Reproduce every one of the records below without changes, except that each occurrence of "desktop-edge-mark" becomes "screen-edge-mark".

**********

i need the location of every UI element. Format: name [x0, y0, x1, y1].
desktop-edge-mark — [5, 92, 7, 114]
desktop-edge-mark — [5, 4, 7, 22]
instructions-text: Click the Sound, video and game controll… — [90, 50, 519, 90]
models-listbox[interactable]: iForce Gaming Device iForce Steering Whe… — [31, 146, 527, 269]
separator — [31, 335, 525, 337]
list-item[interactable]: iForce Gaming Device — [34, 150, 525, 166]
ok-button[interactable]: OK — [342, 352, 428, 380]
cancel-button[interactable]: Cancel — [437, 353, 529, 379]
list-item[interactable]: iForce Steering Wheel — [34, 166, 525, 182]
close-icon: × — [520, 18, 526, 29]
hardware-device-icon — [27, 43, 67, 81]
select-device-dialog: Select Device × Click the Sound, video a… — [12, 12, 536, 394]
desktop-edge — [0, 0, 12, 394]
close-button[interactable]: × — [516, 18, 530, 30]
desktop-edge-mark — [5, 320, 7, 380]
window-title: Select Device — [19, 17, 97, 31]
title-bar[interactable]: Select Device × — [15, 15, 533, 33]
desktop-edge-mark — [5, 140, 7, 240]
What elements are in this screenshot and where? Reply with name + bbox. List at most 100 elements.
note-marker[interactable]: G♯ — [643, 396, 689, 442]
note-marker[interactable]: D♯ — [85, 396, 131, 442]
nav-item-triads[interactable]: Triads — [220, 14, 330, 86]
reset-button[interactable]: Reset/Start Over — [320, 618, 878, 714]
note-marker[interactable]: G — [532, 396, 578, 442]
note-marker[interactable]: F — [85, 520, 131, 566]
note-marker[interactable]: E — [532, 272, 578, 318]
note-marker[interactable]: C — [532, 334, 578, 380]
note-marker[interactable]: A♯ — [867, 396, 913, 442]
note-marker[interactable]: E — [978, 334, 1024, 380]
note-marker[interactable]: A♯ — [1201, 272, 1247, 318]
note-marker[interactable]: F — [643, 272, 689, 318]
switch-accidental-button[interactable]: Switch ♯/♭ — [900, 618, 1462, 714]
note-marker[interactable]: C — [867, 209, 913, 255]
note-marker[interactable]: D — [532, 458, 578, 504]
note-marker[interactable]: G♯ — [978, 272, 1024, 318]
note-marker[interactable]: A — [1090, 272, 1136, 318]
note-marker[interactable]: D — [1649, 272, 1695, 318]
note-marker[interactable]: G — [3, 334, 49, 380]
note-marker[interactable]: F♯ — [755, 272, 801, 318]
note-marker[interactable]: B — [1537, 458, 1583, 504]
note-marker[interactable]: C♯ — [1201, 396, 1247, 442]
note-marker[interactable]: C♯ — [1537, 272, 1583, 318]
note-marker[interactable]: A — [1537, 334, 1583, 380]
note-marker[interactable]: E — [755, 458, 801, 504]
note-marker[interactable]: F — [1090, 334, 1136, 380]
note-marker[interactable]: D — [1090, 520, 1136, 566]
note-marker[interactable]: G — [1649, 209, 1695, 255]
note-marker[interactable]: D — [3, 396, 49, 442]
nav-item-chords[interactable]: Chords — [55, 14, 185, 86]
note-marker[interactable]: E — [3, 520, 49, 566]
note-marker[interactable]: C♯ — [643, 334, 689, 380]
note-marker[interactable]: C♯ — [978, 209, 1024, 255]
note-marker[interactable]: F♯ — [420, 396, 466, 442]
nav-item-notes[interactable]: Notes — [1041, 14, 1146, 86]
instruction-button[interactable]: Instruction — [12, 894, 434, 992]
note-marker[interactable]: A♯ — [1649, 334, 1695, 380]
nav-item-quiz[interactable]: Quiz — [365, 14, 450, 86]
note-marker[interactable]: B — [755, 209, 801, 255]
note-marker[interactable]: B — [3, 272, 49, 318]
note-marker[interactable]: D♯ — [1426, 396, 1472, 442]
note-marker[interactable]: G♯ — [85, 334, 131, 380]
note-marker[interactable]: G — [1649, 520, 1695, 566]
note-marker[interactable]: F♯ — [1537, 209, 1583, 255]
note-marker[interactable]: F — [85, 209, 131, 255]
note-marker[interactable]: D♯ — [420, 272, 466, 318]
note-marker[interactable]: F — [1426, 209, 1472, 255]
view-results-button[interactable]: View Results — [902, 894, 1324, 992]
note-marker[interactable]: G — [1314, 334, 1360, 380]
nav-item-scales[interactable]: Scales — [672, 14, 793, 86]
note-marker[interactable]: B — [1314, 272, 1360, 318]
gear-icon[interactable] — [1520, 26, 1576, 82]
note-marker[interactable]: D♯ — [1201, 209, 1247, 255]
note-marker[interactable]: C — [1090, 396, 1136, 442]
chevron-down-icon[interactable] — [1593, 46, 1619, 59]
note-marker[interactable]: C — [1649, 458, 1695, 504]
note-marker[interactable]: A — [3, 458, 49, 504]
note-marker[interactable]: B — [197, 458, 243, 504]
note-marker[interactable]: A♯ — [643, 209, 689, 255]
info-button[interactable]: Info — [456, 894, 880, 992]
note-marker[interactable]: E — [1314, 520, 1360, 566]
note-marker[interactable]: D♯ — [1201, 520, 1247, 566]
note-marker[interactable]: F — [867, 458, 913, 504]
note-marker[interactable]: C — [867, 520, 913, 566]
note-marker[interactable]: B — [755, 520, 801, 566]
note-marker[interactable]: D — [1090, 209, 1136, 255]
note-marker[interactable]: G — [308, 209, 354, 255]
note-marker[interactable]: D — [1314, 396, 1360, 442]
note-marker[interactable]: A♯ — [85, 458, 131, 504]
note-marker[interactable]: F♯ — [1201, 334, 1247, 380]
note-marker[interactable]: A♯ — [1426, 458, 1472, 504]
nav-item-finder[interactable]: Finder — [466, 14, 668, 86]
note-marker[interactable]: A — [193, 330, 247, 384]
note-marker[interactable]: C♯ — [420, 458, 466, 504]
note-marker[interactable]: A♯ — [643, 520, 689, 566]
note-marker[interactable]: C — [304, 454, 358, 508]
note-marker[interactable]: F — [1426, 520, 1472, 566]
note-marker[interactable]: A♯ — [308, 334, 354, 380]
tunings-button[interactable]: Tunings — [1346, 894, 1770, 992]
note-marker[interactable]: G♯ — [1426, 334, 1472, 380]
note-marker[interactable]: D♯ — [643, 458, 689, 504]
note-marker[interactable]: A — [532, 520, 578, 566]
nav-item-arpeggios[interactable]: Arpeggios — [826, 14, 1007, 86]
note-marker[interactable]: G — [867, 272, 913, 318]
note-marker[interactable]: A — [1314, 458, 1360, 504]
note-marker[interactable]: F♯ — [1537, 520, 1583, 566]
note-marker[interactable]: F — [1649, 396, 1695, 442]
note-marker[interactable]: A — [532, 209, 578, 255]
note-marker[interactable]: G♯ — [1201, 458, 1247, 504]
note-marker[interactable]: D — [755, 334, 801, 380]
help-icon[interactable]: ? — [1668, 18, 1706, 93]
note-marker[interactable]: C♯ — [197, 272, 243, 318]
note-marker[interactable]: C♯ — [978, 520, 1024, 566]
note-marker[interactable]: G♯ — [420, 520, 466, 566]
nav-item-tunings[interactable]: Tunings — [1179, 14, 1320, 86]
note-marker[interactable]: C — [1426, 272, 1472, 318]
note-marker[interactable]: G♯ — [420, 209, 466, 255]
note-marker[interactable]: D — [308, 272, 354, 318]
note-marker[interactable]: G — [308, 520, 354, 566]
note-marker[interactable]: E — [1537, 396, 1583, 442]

**********

■ Final result ■
i need the location of every UI element. Format: name [x0, y0, x1, y1].
screen-edge-mark — [5, 92, 7, 114]
screen-edge-mark — [5, 4, 7, 22]
instructions-text: Click the Sound, video and game controll… — [90, 50, 519, 90]
models-listbox[interactable]: iForce Gaming Device iForce Steering Whe… — [31, 146, 527, 269]
separator — [31, 335, 525, 337]
list-item[interactable]: iForce Gaming Device — [34, 150, 525, 166]
ok-button[interactable]: OK — [342, 352, 428, 380]
cancel-button[interactable]: Cancel — [437, 353, 529, 379]
list-item[interactable]: iForce Steering Wheel — [34, 166, 525, 182]
close-icon: × — [520, 18, 526, 29]
hardware-device-icon — [27, 43, 67, 81]
select-device-dialog: Select Device × Click the Sound, video a… — [12, 12, 536, 394]
desktop-edge — [0, 0, 12, 394]
close-button[interactable]: × — [516, 18, 530, 30]
screen-edge-mark — [5, 320, 7, 380]
window-title: Select Device — [19, 17, 97, 31]
title-bar[interactable]: Select Device × — [15, 15, 533, 33]
screen-edge-mark — [5, 140, 7, 240]
What elements are in this screenshot and where? Reply with name + bbox. List at most 100 elements.
note-marker[interactable]: G♯ — [643, 396, 689, 442]
note-marker[interactable]: D♯ — [85, 396, 131, 442]
nav-item-triads[interactable]: Triads — [220, 14, 330, 86]
reset-button[interactable]: Reset/Start Over — [320, 618, 878, 714]
note-marker[interactable]: G — [532, 396, 578, 442]
note-marker[interactable]: F — [85, 520, 131, 566]
note-marker[interactable]: E — [532, 272, 578, 318]
note-marker[interactable]: C — [532, 334, 578, 380]
note-marker[interactable]: A♯ — [867, 396, 913, 442]
note-marker[interactable]: E — [978, 334, 1024, 380]
note-marker[interactable]: A♯ — [1201, 272, 1247, 318]
note-marker[interactable]: F — [643, 272, 689, 318]
switch-accidental-button[interactable]: Switch ♯/♭ — [900, 618, 1462, 714]
note-marker[interactable]: C — [867, 209, 913, 255]
note-marker[interactable]: D — [532, 458, 578, 504]
note-marker[interactable]: G♯ — [978, 272, 1024, 318]
note-marker[interactable]: A — [1090, 272, 1136, 318]
note-marker[interactable]: D — [1649, 272, 1695, 318]
note-marker[interactable]: G — [3, 334, 49, 380]
note-marker[interactable]: F♯ — [755, 272, 801, 318]
note-marker[interactable]: B — [1537, 458, 1583, 504]
note-marker[interactable]: C♯ — [1201, 396, 1247, 442]
note-marker[interactable]: C♯ — [1537, 272, 1583, 318]
note-marker[interactable]: A — [1537, 334, 1583, 380]
note-marker[interactable]: E — [755, 458, 801, 504]
note-marker[interactable]: F — [1090, 334, 1136, 380]
note-marker[interactable]: D — [1090, 520, 1136, 566]
note-marker[interactable]: G — [1649, 209, 1695, 255]
note-marker[interactable]: D — [3, 396, 49, 442]
nav-item-chords[interactable]: Chords — [55, 14, 185, 86]
note-marker[interactable]: E — [3, 520, 49, 566]
note-marker[interactable]: C♯ — [643, 334, 689, 380]
note-marker[interactable]: C♯ — [978, 209, 1024, 255]
note-marker[interactable]: F♯ — [420, 396, 466, 442]
nav-item-notes[interactable]: Notes — [1041, 14, 1146, 86]
instruction-button[interactable]: Instruction — [12, 894, 434, 992]
note-marker[interactable]: A♯ — [1649, 334, 1695, 380]
nav-item-quiz[interactable]: Quiz — [365, 14, 450, 86]
note-marker[interactable]: B — [755, 209, 801, 255]
note-marker[interactable]: B — [3, 272, 49, 318]
note-marker[interactable]: D♯ — [1426, 396, 1472, 442]
note-marker[interactable]: G♯ — [85, 334, 131, 380]
note-marker[interactable]: G — [1649, 520, 1695, 566]
note-marker[interactable]: F♯ — [1537, 209, 1583, 255]
note-marker[interactable]: F — [85, 209, 131, 255]
note-marker[interactable]: D♯ — [420, 272, 466, 318]
note-marker[interactable]: F — [1426, 209, 1472, 255]
view-results-button[interactable]: View Results — [902, 894, 1324, 992]
note-marker[interactable]: G — [1314, 334, 1360, 380]
nav-item-scales[interactable]: Scales — [672, 14, 793, 86]
note-marker[interactable]: B — [1314, 272, 1360, 318]
gear-icon[interactable] — [1520, 26, 1576, 82]
note-marker[interactable]: D♯ — [1201, 209, 1247, 255]
note-marker[interactable]: C — [1090, 396, 1136, 442]
chevron-down-icon[interactable] — [1593, 46, 1619, 59]
note-marker[interactable]: C — [1649, 458, 1695, 504]
note-marker[interactable]: A — [3, 458, 49, 504]
note-marker[interactable]: B — [197, 458, 243, 504]
note-marker[interactable]: A♯ — [643, 209, 689, 255]
info-button[interactable]: Info — [456, 894, 880, 992]
note-marker[interactable]: E — [1314, 520, 1360, 566]
note-marker[interactable]: D♯ — [1201, 520, 1247, 566]
note-marker[interactable]: F — [867, 458, 913, 504]
note-marker[interactable]: C — [867, 520, 913, 566]
note-marker[interactable]: B — [755, 520, 801, 566]
note-marker[interactable]: D — [1090, 209, 1136, 255]
note-marker[interactable]: G — [308, 209, 354, 255]
note-marker[interactable]: D — [1314, 396, 1360, 442]
note-marker[interactable]: A♯ — [85, 458, 131, 504]
note-marker[interactable]: F♯ — [1201, 334, 1247, 380]
note-marker[interactable]: A♯ — [1426, 458, 1472, 504]
nav-item-finder[interactable]: Finder — [466, 14, 668, 86]
note-marker[interactable]: A — [193, 330, 247, 384]
note-marker[interactable]: C♯ — [420, 458, 466, 504]
note-marker[interactable]: A♯ — [643, 520, 689, 566]
note-marker[interactable]: C — [304, 454, 358, 508]
note-marker[interactable]: F — [1426, 520, 1472, 566]
note-marker[interactable]: A♯ — [308, 334, 354, 380]
tunings-button[interactable]: Tunings — [1346, 894, 1770, 992]
note-marker[interactable]: G♯ — [1426, 334, 1472, 380]
note-marker[interactable]: D♯ — [643, 458, 689, 504]
note-marker[interactable]: A — [532, 520, 578, 566]
nav-item-arpeggios[interactable]: Arpeggios — [826, 14, 1007, 86]
note-marker[interactable]: G — [867, 272, 913, 318]
note-marker[interactable]: A — [1314, 458, 1360, 504]
note-marker[interactable]: F♯ — [1537, 520, 1583, 566]
note-marker[interactable]: F — [1649, 396, 1695, 442]
note-marker[interactable]: A — [532, 209, 578, 255]
note-marker[interactable]: G♯ — [1201, 458, 1247, 504]
note-marker[interactable]: D — [755, 334, 801, 380]
help-icon[interactable]: ? — [1668, 18, 1706, 93]
note-marker[interactable]: C♯ — [197, 272, 243, 318]
note-marker[interactable]: C♯ — [978, 520, 1024, 566]
note-marker[interactable]: G♯ — [420, 520, 466, 566]
nav-item-tunings[interactable]: Tunings — [1179, 14, 1320, 86]
note-marker[interactable]: C — [1426, 272, 1472, 318]
note-marker[interactable]: G♯ — [420, 209, 466, 255]
note-marker[interactable]: D — [308, 272, 354, 318]
note-marker[interactable]: G — [308, 520, 354, 566]
note-marker[interactable]: E — [1537, 396, 1583, 442]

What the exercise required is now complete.